> _Exercise aim_: Which lines include the word "title"? Copy each of them.

|---|

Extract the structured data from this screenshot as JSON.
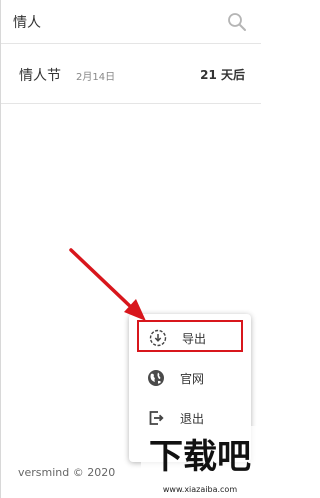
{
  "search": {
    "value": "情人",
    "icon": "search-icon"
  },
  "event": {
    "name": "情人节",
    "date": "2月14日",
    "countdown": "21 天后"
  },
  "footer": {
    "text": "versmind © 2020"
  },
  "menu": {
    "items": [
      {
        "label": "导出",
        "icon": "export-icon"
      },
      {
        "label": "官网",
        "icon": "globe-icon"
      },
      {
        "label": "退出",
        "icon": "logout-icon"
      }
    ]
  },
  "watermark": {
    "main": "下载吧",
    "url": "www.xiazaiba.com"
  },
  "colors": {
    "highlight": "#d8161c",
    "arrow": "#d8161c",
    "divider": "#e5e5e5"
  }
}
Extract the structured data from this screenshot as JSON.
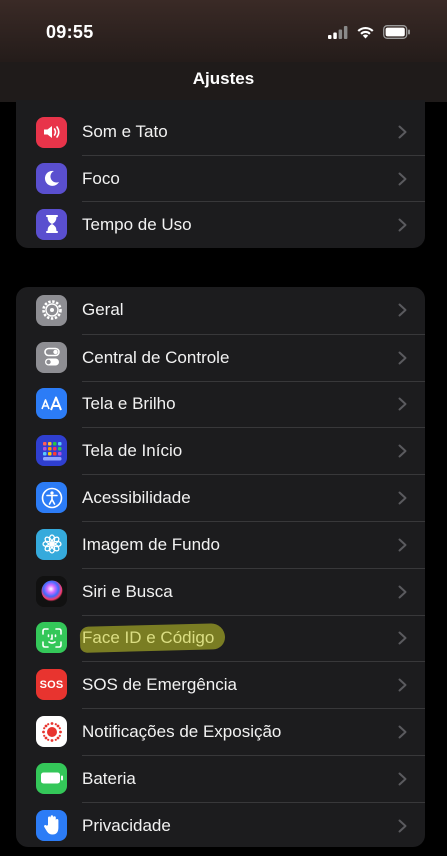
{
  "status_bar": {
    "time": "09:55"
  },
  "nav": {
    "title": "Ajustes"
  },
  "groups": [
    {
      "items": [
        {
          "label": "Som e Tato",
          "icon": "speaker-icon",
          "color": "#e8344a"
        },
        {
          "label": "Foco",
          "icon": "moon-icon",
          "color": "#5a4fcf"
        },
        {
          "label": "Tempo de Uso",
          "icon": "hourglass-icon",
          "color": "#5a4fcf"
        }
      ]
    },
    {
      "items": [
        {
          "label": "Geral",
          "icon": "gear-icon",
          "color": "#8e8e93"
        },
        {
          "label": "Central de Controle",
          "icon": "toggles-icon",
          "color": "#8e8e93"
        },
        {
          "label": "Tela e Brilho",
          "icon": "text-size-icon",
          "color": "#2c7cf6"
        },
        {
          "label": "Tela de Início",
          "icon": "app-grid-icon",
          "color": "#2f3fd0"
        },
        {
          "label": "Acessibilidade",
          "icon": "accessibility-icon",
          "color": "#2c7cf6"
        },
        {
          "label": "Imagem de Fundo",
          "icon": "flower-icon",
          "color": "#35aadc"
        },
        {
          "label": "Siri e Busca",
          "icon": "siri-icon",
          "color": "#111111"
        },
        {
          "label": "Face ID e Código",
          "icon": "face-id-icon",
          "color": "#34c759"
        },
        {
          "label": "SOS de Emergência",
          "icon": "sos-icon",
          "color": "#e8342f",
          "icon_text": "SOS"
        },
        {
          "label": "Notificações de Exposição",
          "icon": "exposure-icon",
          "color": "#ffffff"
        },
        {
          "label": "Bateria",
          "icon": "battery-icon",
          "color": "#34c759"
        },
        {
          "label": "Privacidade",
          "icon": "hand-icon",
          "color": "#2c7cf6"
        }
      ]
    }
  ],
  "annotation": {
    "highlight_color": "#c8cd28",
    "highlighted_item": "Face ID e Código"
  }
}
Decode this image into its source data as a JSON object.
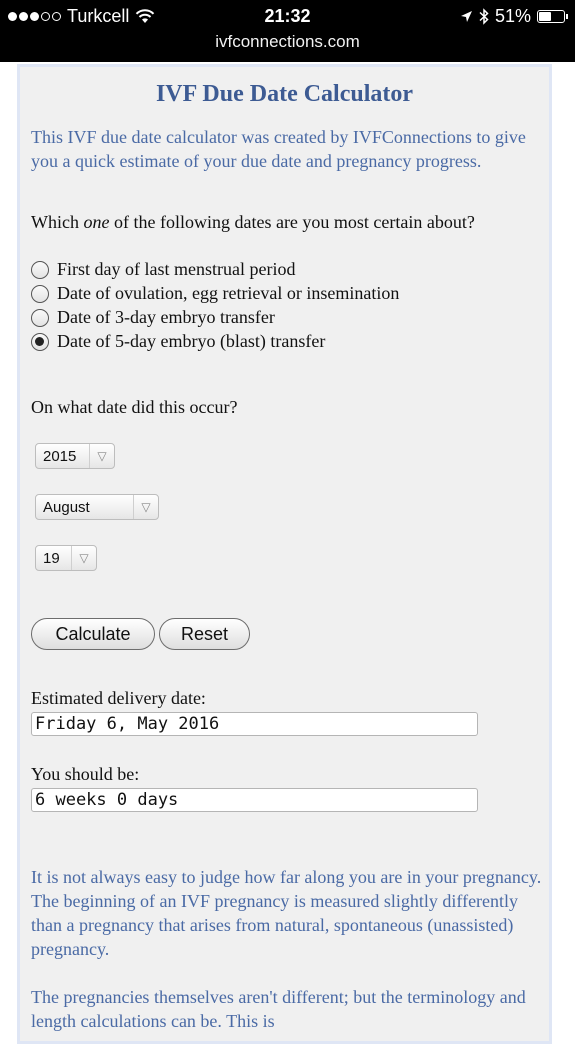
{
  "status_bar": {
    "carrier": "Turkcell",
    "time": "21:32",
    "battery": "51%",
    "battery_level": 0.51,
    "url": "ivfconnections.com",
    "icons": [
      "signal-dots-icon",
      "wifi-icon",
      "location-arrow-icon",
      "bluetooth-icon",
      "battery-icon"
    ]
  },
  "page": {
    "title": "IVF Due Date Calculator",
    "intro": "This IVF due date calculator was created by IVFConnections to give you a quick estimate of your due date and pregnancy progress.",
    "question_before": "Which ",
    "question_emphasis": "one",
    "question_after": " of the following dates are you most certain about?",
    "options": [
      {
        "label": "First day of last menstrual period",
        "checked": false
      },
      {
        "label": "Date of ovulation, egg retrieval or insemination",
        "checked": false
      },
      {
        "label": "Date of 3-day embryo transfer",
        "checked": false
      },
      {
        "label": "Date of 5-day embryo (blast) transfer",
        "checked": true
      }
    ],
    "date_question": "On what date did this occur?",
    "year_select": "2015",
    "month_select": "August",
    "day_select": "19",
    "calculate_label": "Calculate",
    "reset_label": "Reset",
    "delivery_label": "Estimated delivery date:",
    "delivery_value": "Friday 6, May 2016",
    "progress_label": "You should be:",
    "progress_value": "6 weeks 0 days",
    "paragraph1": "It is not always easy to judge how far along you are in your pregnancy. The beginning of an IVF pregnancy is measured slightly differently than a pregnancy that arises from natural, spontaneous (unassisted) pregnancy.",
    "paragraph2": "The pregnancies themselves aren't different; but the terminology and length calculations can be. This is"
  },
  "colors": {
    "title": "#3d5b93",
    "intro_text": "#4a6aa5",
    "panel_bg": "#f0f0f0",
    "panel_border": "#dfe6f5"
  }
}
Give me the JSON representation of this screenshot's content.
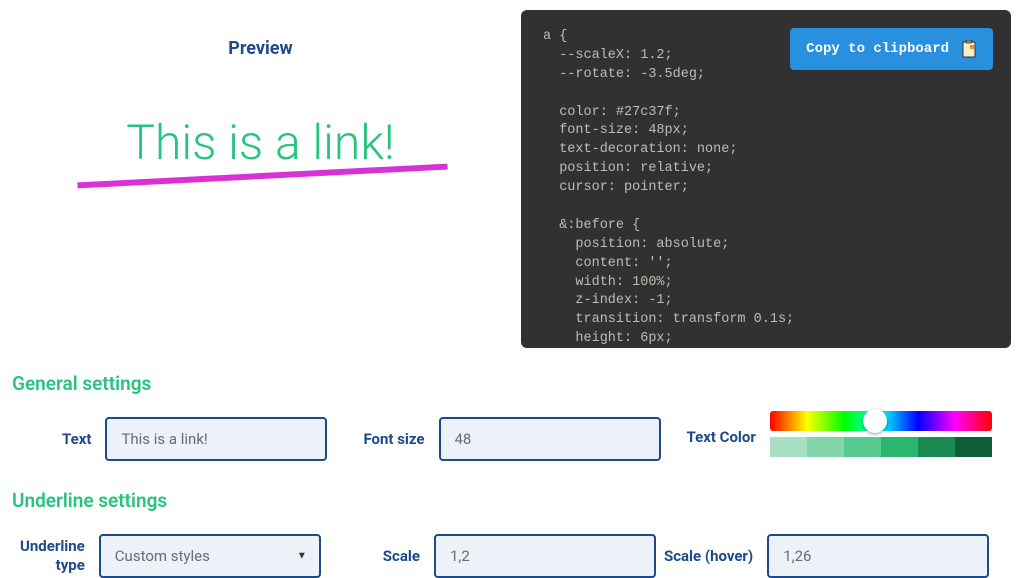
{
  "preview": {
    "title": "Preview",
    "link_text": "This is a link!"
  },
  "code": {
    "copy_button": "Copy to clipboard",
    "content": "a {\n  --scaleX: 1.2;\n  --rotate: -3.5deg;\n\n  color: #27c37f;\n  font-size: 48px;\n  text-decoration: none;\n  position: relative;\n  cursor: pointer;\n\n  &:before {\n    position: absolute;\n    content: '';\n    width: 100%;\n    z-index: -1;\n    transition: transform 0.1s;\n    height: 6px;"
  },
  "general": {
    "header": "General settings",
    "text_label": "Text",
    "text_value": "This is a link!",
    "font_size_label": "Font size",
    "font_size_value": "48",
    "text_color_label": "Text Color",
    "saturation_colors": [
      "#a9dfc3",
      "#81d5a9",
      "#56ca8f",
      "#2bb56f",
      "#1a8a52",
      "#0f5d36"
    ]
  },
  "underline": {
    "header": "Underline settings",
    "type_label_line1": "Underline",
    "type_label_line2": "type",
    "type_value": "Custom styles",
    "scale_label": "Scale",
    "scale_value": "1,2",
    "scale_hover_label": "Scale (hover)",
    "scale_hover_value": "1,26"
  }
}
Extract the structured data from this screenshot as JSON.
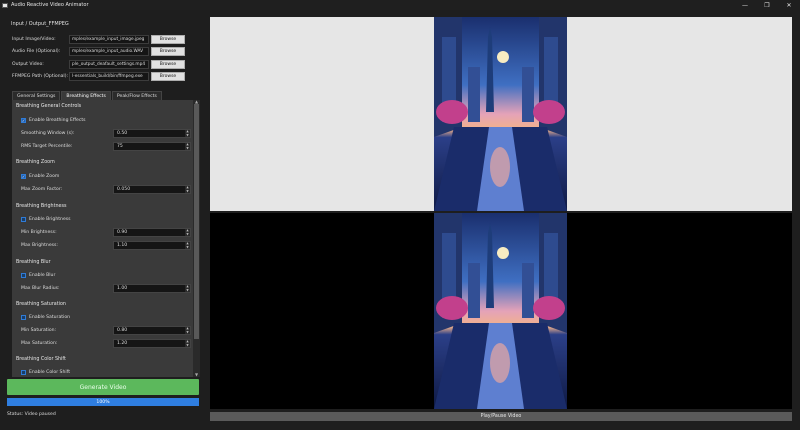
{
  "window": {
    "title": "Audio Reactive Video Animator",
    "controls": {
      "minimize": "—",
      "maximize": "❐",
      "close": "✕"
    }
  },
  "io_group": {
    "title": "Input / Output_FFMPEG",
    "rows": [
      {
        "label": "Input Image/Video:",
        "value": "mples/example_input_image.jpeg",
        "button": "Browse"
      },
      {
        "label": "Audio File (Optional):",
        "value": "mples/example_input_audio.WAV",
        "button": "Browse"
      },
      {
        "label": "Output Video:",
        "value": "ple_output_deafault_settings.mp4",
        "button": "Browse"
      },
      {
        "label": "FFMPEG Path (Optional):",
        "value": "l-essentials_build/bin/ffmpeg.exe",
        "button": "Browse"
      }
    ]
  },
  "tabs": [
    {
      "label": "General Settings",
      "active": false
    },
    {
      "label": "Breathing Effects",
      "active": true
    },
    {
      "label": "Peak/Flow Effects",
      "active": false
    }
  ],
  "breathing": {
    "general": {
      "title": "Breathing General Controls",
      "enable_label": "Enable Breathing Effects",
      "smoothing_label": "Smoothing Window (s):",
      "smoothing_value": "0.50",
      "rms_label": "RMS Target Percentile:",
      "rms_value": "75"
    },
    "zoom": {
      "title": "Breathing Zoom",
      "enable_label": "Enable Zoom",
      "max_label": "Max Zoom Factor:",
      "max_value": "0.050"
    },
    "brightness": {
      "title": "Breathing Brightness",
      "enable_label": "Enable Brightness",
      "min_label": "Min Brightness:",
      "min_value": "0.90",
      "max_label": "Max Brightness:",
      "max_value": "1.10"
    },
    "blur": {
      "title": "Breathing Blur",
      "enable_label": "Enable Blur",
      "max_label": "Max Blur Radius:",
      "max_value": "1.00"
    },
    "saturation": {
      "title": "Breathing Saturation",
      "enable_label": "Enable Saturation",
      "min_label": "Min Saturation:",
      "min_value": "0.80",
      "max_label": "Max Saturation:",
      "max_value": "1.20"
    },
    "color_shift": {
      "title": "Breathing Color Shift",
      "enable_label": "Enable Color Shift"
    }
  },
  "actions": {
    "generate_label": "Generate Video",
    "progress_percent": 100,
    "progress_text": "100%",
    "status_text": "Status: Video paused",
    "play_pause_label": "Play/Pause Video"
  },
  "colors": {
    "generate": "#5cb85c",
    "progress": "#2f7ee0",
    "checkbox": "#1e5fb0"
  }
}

|---|

> _Task answer_:
    "title": "Ajustes"
    "title": "IVF Due Date Calculator",
    "title": "#3d5b93",
    "title": "Preview",
    "title": "Audio Reactive Video Animator",
    "title": "Input / Output_FFMPEG",
      "title": "Breathing General Controls",
      "title": "Breathing Zoom",
      "title": "Breathing Brightness",
      "title": "Breathing Blur",
      "title": "Breathing Saturation",
      "title": "Breathing Color Shift",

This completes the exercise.